Work out how many lines include "бульдозеры" and answer with that number only.
======== Records for the exercise
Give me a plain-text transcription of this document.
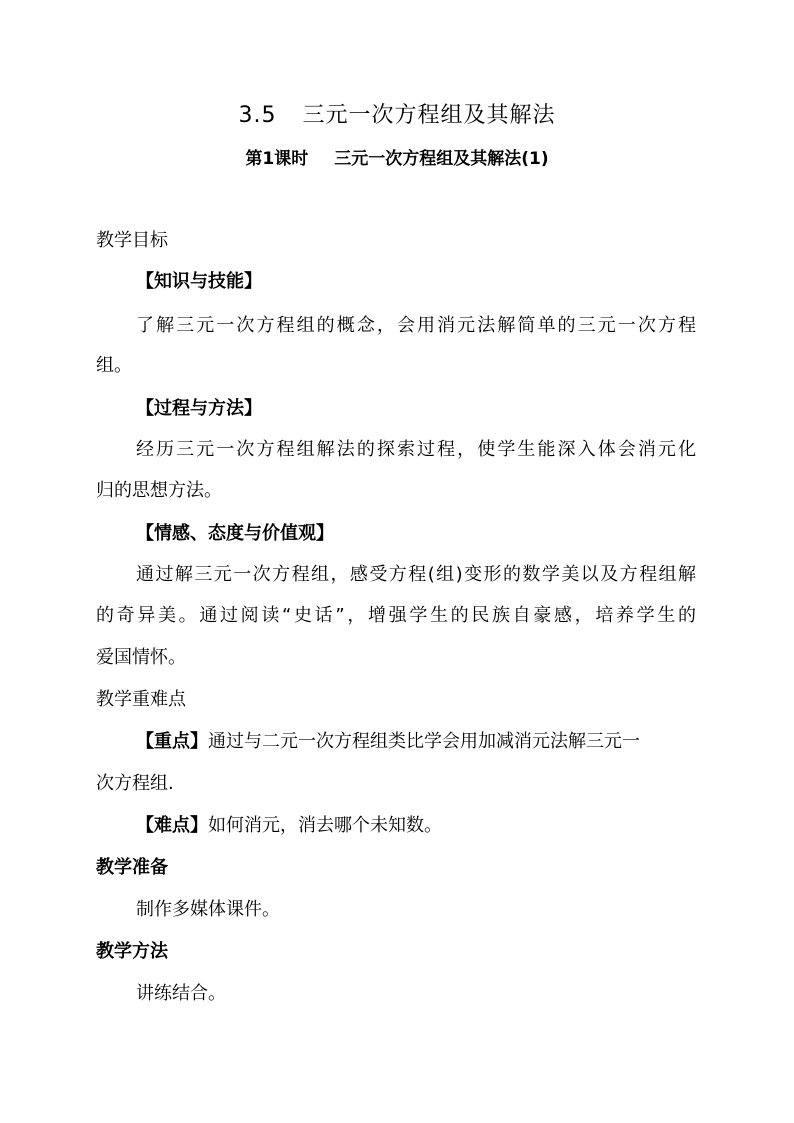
3.5 三元一次方程组及其解法
第1课时 三元一次方程组及其解法(1)
教学目标
【知识与技能】
了解三元一次方程组的概念，会用消元法解简单的三元一次方程
组。
【过程与方法】
经历三元一次方程组解法的探索过程，使学生能深入体会消元化
归的思想方法。
【情感、态度与价值观】
通过解三元一次方程组，感受方程(组)变形的数学美以及方程组解
的奇异美。通过阅读“史话”，增强学生的民族自豪感，培养学生的
爱国情怀。
教学重难点
【重点】通过与二元一次方程组类比学会用加减消元法解三元一
次方程组.
【难点】如何消元，消去哪个未知数。
教学准备
制作多媒体课件。
教学方法
讲练结合。
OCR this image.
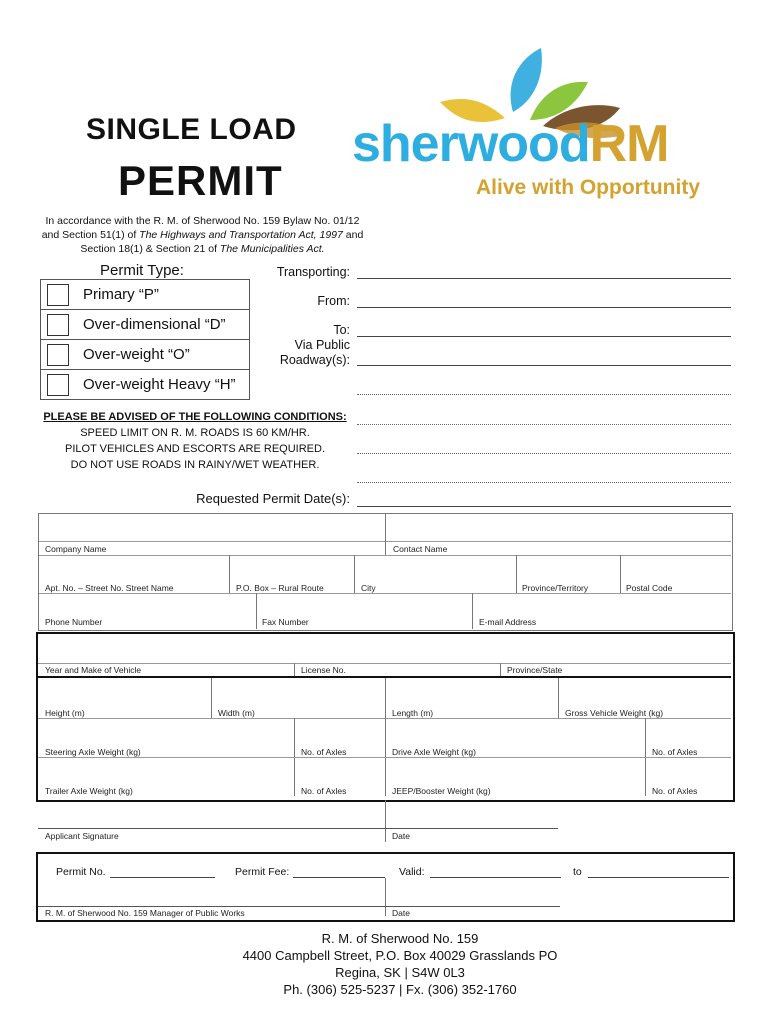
SINGLE LOAD
PERMIT
In accordance with the R. M. of Sherwood No. 159 Bylaw No. 01/12
and Section 51(1) of The Highways and Transportation Act, 1997 and
Section 18(1) & Section 21 of The Municipalities Act.
sherwoodRM
Alive with Opportunity
Permit Type:
Primary “P”
Over-dimensional “D”
Over-weight “O”
Over-weight Heavy “H”
Transporting:
From:
To:
Via Public
Roadway(s):
PLEASE BE ADVISED OF THE FOLLOWING CONDITIONS:
SPEED LIMIT ON R. M. ROADS IS 60 KM/HR.
PILOT VEHICLES AND ESCORTS ARE REQUIRED.
DO NOT USE ROADS IN RAINY/WET WEATHER.
Requested Permit Date(s):
Company Name	Contact Name
Apt. No. – Street No. Street Name	P.O. Box – Rural Route	City	Province/Territory	Postal Code
Phone Number	Fax Number	E-mail Address
Year and Make of Vehicle	License No.	Province/State
Height (m)	Width (m)	Length (m)	Gross Vehicle Weight (kg)
Steering Axle Weight (kg)	No. of Axles	Drive Axle Weight (kg)	No. of Axles
Trailer Axle Weight (kg)	No. of Axles	JEEP/Booster Weight (kg)	No. of Axles
Applicant Signature	Date
Permit No.	Permit Fee:	Valid:	to
R. M. of Sherwood No. 159 Manager of Public Works	Date
R. M. of Sherwood No. 159
4400 Campbell Street, P.O. Box 40029 Grasslands PO
Regina, SK | S4W 0L3
Ph. (306) 525-5237 | Fx. (306) 352-1760
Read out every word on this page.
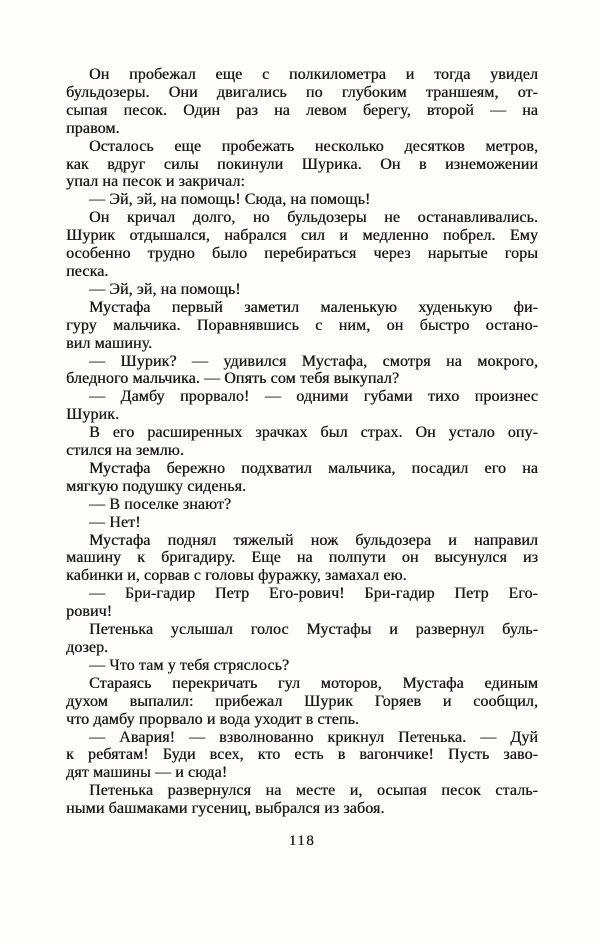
Он пробежал еще с полкилометра и тогда увидел
бульдозеры. Они двигались по глубоким траншеям, от-
сыпая песок. Один раз на левом берегу, второй — на
правом.
Осталось еще пробежать несколько десятков метров,
как вдруг силы покинули Шурика. Он в изнеможении
упал на песок и закричал:
— Эй, эй, на помощь! Сюда, на помощь!
Он кричал долго, но бульдозеры не останавливались.
Шурик отдышался, набрался сил и медленно побрел. Ему
особенно трудно было перебираться через нарытые горы
песка.
— Эй, эй, на помощь!
Мустафа первый заметил маленькую худенькую фи-
гуру мальчика. Поравнявшись с ним, он быстро остано-
вил машину.
— Шурик? — удивился Мустафа, смотря на мокрого,
бледного мальчика. — Опять сом тебя выкупал?
— Дамбу прорвало! — одними губами тихо произнес
Шурик.
В его расширенных зрачках был страх. Он устало опу-
стился на землю.
Мустафа бережно подхватил мальчика, посадил его на
мягкую подушку сиденья.
— В поселке знают?
— Нет!
Мустафа поднял тяжелый нож бульдозера и направил
машину к бригадиру. Еще на полпути он высунулся из
кабинки и, сорвав с головы фуражку, замахал ею.
— Бри-гадир Петр Его-рович! Бри-гадир Петр Его-
рович!
Петенька услышал голос Мустафы и развернул буль-
дозер.
— Что там у тебя стряслось?
Стараясь перекричать гул моторов, Мустафа единым
духом выпалил: прибежал Шурик Горяев и сообщил,
что дамбу прорвало и вода уходит в степь.
— Авария! — взволнованно крикнул Петенька. — Дуй
к ребятам! Буди всех, кто есть в вагончике! Пусть заво-
дят машины — и сюда!
Петенька развернулся на месте и, осыпая песок сталь-
ными башмаками гусениц, выбрался из забоя.
118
================
Exercise output:
2